[Items drawn from a dataset]
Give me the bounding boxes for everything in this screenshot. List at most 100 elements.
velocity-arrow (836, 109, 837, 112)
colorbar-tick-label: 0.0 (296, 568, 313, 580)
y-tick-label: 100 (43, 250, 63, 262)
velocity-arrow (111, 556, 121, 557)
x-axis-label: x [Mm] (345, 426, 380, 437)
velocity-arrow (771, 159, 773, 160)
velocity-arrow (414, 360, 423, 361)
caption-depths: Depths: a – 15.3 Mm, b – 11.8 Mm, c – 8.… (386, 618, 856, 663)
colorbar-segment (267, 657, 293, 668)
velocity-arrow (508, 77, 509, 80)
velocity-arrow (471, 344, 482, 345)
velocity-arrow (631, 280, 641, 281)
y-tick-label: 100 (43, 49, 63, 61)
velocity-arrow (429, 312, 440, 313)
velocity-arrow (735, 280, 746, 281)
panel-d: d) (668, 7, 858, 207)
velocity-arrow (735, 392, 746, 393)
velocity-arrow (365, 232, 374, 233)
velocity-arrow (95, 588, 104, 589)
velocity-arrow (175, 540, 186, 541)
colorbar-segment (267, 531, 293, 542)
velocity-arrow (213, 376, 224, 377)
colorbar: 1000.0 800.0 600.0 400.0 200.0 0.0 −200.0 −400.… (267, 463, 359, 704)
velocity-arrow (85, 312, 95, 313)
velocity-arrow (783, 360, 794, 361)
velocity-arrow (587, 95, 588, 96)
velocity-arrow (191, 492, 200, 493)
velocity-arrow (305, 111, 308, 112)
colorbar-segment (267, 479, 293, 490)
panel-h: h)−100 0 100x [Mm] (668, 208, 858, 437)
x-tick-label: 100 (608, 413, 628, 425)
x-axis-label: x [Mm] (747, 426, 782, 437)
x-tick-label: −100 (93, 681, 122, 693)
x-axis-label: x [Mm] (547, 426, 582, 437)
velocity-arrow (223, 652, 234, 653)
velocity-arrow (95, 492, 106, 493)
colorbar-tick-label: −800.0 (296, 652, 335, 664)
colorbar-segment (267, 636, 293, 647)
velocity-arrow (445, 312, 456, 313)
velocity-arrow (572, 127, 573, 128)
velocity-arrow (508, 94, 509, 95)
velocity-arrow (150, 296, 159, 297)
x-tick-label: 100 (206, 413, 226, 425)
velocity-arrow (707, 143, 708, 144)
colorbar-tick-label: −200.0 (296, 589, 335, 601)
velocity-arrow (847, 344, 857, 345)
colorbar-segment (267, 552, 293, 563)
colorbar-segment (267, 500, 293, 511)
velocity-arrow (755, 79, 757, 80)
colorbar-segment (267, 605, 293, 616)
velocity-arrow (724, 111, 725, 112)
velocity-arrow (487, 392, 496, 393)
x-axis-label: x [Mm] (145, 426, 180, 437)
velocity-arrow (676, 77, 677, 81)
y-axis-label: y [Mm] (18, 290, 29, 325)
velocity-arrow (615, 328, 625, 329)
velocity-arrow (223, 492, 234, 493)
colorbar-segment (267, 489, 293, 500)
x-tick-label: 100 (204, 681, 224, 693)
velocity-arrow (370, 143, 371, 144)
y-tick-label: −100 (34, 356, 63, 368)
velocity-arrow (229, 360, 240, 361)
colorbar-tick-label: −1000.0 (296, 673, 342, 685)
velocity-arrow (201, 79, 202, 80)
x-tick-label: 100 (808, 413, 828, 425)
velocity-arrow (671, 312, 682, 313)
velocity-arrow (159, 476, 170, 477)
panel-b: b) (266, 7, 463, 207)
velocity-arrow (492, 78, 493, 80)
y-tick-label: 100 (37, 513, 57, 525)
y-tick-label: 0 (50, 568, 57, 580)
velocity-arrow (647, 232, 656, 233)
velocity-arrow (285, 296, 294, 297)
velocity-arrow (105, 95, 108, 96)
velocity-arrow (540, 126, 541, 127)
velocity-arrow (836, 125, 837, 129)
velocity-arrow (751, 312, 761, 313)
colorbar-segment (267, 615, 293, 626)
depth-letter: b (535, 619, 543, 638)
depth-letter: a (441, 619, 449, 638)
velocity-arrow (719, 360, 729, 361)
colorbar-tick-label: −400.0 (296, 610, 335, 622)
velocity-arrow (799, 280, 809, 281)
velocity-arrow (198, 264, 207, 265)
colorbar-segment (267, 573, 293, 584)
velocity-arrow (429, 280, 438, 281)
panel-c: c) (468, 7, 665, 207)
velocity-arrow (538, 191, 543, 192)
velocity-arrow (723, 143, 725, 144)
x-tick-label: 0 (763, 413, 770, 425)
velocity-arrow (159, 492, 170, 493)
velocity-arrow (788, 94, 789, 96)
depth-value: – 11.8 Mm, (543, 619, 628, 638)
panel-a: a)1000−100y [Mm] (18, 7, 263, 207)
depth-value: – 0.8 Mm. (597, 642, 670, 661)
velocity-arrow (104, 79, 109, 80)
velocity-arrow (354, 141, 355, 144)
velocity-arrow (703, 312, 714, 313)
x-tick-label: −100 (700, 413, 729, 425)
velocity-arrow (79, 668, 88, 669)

▸ **The task**:
Extract each line of the listing above that contains the string "letter". Matching is case-sensitive.

▸ **Final answer**:
depth-letter: b (535, 619, 543, 638)
depth-letter: a (441, 619, 449, 638)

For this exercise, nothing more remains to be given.